• _TASK TO CARRY OUT_: Show every line below where "CHAPTER" can be found.

(Dataset rows)
_ _ _ _ _ _ _

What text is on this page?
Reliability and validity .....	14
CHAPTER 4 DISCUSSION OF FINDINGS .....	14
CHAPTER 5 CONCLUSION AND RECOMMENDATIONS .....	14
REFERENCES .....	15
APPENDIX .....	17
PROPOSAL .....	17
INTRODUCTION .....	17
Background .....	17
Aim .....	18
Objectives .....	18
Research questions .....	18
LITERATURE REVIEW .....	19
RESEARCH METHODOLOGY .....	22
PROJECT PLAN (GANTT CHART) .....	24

_ _ _ _ _ _ _

• _FINAL ANSWER_:
CHAPTER 4 DISCUSSION OF FINDINGS .....	14
CHAPTER 5 CONCLUSION AND RECOMMENDATIONS .....	14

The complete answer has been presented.